Your task is to copy each line that has the word "level".

[Data extracted from a collection]
◇ ◇ ◇

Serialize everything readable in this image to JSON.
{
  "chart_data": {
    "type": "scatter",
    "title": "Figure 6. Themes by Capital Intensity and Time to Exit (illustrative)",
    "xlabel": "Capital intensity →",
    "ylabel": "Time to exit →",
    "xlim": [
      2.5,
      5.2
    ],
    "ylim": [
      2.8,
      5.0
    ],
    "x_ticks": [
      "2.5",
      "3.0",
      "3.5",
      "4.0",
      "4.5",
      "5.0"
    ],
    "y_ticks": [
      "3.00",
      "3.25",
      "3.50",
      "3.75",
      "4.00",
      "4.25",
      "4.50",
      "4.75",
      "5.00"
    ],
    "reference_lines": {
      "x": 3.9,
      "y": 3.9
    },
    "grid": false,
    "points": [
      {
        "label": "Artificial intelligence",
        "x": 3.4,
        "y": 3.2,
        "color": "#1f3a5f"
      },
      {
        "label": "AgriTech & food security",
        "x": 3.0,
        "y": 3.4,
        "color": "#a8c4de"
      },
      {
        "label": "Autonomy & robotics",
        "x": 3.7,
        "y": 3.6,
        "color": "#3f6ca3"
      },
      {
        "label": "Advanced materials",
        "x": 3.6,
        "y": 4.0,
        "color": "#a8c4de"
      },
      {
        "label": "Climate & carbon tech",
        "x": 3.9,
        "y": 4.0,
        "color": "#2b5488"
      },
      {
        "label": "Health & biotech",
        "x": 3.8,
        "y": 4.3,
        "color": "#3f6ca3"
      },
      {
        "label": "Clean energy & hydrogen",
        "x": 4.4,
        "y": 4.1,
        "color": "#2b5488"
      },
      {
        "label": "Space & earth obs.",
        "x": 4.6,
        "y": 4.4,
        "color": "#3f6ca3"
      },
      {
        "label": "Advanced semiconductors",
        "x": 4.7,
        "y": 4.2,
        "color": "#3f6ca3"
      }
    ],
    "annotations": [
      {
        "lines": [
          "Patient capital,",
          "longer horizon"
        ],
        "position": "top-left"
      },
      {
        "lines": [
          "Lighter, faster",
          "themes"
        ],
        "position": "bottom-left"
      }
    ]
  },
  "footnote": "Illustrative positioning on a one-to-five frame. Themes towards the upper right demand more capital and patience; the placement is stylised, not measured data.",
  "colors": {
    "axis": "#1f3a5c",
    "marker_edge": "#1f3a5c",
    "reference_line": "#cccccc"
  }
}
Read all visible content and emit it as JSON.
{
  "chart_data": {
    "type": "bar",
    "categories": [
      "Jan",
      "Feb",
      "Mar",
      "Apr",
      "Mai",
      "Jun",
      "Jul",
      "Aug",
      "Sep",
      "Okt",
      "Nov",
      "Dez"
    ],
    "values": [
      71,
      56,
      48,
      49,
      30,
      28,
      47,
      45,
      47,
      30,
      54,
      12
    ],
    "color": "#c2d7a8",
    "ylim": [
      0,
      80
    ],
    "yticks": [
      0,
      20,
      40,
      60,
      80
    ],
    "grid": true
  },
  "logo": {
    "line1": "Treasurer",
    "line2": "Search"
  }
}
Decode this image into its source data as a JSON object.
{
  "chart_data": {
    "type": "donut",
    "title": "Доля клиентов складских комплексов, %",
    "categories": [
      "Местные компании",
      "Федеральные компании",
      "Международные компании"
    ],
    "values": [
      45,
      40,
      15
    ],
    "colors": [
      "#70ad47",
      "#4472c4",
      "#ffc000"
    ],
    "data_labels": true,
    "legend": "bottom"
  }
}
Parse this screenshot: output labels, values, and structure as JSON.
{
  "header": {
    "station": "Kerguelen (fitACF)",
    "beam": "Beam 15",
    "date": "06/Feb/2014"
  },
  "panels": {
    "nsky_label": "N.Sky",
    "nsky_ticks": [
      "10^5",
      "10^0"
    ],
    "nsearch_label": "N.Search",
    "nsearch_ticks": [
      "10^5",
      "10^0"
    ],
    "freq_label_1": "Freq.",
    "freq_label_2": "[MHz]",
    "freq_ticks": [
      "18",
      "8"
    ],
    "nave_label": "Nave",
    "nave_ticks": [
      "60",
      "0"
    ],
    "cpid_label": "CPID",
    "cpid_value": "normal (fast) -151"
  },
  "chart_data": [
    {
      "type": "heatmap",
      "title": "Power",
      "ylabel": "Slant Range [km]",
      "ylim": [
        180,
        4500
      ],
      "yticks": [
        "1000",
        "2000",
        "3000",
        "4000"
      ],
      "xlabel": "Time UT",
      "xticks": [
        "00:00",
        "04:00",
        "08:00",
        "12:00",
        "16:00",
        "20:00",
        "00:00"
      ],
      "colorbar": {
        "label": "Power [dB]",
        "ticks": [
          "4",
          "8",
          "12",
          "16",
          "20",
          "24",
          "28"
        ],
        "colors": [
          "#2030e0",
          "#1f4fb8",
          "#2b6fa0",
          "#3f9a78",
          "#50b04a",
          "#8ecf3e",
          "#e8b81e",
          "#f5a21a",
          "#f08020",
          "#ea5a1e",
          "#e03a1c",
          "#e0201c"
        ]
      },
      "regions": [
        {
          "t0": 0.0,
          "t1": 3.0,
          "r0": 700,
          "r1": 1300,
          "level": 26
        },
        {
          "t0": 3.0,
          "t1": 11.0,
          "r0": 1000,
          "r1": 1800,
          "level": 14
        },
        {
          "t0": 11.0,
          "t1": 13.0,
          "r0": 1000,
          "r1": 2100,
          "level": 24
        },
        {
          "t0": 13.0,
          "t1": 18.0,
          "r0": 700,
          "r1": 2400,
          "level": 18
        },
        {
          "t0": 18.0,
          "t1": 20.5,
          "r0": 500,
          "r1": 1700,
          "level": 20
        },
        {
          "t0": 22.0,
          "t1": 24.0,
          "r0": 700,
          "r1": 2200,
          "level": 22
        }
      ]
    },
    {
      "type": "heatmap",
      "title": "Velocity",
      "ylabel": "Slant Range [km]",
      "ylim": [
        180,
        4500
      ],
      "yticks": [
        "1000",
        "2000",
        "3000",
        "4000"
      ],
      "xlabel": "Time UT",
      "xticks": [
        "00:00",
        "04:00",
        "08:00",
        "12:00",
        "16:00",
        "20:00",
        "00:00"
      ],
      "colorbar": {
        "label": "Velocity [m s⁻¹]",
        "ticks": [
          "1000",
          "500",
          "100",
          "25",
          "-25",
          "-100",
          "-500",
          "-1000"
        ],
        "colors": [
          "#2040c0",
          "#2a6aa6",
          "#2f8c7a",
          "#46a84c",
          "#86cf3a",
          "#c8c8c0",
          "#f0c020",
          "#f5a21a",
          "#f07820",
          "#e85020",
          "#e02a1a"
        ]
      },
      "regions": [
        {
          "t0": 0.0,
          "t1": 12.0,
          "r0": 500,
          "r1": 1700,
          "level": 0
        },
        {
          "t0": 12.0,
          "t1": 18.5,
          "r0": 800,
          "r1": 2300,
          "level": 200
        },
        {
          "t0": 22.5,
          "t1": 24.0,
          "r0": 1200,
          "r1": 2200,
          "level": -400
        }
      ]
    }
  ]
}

◇ ◇ ◇

* **Worked answer**
          "level": 26
          "level": 14
          "level": 24
          "level": 18
          "level": 20
          "level": 22
          "level": 0
          "level": 200
          "level": -400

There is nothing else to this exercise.